• _Record excerpts_:
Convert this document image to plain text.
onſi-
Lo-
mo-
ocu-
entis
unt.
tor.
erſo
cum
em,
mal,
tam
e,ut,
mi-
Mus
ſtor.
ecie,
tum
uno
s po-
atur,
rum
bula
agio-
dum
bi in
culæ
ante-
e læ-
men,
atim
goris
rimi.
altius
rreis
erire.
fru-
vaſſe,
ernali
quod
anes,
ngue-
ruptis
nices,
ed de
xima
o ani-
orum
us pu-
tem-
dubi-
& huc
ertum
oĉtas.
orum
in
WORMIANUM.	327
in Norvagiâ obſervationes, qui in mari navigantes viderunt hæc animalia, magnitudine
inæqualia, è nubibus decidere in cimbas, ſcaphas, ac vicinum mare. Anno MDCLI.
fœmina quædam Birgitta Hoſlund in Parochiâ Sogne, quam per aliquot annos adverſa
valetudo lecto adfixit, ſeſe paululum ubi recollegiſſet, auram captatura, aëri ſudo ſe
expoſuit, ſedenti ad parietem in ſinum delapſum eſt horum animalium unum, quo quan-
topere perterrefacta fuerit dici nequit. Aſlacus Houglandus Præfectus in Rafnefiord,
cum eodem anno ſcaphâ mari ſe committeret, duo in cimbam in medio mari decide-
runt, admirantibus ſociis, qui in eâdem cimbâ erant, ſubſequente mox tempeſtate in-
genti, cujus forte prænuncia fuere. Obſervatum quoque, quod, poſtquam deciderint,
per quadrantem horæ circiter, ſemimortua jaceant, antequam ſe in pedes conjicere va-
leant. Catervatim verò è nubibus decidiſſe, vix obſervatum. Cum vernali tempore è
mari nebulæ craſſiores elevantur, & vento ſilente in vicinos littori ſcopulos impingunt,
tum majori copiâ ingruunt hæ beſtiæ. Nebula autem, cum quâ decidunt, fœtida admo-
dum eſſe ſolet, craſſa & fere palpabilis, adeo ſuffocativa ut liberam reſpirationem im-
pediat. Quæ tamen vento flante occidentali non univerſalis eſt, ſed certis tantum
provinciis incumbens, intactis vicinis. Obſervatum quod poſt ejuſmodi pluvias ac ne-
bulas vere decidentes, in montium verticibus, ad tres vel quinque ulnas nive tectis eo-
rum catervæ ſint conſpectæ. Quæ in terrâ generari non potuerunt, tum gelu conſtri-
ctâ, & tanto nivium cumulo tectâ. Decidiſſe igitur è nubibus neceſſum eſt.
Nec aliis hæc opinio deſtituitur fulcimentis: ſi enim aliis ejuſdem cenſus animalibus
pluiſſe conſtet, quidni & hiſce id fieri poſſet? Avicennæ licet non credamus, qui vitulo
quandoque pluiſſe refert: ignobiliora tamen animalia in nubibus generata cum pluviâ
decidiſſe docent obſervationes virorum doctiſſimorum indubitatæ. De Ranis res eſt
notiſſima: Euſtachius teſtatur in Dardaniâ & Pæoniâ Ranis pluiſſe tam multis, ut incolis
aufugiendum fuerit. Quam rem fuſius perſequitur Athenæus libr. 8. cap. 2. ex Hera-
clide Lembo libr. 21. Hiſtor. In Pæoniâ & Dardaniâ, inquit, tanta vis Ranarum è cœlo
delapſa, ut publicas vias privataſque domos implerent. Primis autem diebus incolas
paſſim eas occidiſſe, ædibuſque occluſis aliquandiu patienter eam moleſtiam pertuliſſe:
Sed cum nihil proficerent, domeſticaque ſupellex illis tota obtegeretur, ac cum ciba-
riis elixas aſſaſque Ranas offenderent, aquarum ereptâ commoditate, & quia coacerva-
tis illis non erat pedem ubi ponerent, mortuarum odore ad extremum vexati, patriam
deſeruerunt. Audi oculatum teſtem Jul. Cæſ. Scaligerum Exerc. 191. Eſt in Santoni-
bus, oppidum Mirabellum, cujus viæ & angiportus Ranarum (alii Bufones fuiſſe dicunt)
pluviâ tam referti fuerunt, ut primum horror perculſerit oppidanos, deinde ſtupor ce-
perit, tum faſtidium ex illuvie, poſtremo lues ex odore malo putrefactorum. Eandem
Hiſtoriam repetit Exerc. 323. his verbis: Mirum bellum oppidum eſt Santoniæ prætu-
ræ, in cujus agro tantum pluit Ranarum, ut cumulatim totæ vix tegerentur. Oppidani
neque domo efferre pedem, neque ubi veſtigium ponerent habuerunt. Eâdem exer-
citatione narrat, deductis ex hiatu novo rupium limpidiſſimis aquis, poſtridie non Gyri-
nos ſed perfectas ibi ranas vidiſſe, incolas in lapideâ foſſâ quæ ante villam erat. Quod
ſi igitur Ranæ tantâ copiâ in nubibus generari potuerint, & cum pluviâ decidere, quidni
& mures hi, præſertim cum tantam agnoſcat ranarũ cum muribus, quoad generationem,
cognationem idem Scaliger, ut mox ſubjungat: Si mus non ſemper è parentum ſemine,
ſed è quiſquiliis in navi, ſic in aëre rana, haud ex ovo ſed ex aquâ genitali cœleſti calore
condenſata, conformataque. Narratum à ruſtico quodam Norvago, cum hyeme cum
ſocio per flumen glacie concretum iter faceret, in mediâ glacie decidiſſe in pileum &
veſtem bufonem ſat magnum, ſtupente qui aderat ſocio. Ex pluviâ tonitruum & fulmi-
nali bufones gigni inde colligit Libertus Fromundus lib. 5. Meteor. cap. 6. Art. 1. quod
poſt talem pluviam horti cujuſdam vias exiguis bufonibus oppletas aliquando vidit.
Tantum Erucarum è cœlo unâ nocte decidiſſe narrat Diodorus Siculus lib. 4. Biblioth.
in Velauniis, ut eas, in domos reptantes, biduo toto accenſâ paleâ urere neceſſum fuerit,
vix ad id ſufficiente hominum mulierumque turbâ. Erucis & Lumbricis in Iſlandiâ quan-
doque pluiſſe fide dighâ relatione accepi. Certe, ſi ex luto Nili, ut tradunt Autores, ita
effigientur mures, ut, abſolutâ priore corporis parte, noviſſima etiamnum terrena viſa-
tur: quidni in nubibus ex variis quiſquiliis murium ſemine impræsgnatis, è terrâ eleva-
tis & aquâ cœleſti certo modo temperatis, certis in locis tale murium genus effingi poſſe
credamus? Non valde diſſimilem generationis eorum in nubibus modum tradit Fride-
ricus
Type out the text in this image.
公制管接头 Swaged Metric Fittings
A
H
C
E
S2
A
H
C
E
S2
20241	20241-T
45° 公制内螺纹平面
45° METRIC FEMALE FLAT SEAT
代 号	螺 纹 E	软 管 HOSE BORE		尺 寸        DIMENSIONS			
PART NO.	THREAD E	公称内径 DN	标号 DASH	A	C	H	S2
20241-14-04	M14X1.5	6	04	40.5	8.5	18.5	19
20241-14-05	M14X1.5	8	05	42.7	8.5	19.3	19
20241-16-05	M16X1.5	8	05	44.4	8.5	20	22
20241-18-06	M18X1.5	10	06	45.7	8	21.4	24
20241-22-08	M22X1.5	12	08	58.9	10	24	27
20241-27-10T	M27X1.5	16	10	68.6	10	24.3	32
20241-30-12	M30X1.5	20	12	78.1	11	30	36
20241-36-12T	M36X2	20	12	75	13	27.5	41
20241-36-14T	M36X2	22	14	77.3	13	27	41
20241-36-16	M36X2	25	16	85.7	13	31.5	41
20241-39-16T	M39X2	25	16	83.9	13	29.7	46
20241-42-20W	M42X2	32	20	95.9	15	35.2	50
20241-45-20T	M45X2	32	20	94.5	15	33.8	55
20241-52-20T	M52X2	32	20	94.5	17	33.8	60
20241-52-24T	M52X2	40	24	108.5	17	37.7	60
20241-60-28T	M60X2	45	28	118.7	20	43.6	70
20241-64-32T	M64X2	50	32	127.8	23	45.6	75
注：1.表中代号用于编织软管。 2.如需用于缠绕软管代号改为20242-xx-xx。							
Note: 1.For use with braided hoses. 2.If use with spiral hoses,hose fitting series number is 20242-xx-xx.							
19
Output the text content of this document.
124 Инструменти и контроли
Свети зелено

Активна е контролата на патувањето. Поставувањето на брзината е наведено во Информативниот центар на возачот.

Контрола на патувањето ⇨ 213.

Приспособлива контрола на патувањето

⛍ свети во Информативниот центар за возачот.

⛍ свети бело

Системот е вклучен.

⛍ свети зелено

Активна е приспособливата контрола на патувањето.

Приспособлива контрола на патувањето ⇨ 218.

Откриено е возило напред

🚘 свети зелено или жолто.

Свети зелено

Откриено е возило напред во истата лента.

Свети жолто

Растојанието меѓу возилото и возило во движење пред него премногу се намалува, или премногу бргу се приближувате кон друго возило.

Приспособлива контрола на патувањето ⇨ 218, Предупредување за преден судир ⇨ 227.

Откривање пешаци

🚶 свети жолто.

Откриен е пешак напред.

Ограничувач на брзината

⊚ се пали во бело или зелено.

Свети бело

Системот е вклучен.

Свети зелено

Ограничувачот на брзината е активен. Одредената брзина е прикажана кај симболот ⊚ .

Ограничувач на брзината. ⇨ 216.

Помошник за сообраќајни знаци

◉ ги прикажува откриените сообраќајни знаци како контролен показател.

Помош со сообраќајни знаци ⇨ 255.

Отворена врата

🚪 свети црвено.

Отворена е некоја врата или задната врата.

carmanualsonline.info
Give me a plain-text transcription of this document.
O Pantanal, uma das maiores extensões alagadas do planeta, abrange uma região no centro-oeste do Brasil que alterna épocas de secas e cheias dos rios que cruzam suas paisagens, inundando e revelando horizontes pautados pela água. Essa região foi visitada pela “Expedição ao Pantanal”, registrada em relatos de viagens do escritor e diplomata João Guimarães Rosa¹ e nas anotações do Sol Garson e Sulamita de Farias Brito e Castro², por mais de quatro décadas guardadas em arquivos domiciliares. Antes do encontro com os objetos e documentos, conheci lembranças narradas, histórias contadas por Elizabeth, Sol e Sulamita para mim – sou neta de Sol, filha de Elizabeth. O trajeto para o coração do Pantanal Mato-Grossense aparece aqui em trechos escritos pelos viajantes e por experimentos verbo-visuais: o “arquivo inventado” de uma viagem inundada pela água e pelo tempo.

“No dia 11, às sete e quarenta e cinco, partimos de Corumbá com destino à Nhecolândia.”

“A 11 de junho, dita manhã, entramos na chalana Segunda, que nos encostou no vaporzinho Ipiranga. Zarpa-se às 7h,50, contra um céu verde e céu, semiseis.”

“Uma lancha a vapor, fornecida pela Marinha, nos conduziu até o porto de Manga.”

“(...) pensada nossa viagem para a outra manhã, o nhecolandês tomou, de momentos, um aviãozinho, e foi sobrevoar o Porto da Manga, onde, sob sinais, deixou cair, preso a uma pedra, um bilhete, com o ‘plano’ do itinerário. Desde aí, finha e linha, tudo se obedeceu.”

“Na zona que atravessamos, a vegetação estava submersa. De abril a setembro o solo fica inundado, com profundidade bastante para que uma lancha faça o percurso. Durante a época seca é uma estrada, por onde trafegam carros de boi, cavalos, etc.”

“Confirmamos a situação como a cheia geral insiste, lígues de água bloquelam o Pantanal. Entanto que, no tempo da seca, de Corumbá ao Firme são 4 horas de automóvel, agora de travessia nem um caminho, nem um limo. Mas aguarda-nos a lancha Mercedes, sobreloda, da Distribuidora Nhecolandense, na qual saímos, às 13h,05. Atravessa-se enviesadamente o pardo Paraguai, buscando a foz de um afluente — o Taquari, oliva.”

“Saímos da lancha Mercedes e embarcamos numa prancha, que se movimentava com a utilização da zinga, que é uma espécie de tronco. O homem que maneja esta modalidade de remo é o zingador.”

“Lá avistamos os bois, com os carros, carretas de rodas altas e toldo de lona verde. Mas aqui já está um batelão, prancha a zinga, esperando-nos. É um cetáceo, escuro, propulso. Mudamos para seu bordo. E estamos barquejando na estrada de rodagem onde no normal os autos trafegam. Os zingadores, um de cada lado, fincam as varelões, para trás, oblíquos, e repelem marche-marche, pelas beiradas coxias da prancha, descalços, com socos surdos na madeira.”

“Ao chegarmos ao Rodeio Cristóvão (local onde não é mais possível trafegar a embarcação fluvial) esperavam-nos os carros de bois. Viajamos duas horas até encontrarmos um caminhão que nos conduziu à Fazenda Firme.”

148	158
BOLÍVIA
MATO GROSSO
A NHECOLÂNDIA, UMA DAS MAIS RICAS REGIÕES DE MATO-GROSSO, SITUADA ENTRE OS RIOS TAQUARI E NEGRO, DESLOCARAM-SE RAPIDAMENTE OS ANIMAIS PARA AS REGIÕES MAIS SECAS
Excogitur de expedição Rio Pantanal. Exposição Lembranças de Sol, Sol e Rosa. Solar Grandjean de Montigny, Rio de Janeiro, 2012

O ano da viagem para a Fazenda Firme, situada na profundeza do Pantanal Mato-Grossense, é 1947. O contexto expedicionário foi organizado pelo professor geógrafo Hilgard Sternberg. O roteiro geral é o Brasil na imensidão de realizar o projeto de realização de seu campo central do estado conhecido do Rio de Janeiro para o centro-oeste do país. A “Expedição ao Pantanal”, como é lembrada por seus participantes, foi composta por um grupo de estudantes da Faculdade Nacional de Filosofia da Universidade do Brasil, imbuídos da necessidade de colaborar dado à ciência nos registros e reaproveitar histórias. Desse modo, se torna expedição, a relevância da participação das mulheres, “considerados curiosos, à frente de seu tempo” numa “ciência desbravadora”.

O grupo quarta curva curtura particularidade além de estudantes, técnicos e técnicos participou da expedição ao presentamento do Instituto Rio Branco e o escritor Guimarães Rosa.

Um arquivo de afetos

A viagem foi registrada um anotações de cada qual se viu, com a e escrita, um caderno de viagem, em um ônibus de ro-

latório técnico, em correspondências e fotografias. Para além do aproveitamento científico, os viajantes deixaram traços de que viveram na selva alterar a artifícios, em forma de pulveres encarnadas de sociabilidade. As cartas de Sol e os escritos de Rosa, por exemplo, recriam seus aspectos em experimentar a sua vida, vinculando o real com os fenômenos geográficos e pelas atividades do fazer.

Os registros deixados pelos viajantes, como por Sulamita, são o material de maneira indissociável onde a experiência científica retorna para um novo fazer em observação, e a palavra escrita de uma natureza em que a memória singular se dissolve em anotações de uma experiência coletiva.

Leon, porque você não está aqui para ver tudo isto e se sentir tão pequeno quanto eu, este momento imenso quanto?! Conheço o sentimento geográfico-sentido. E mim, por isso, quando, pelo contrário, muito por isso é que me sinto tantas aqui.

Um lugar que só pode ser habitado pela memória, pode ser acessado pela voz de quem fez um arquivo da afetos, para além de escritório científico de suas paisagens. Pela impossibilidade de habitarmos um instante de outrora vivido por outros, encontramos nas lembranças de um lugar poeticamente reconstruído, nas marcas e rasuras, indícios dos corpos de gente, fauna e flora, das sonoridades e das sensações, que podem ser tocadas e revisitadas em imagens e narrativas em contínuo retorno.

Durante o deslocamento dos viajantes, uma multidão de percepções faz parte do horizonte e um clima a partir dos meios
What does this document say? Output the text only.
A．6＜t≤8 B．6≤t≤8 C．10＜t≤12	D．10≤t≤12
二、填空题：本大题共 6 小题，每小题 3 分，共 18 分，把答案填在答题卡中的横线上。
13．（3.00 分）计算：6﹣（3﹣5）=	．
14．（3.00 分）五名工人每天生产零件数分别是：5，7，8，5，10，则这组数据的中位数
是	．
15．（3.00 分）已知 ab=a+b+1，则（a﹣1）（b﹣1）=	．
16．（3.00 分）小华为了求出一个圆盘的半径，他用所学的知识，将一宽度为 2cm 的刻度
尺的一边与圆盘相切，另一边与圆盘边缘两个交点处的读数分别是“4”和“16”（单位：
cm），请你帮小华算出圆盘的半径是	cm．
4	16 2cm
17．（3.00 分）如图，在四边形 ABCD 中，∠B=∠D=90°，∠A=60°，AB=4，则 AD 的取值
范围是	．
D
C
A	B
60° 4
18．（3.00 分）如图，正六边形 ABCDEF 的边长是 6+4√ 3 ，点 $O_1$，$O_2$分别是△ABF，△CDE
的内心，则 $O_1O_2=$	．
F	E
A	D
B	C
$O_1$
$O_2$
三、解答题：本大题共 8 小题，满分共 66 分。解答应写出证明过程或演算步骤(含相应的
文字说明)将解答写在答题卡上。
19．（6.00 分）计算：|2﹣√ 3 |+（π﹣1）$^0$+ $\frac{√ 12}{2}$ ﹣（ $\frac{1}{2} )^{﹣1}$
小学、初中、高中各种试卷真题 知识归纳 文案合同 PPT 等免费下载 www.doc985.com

• _Stated goal_: Report only the count of lines that include the string "animalia".

• _Task solution_: 2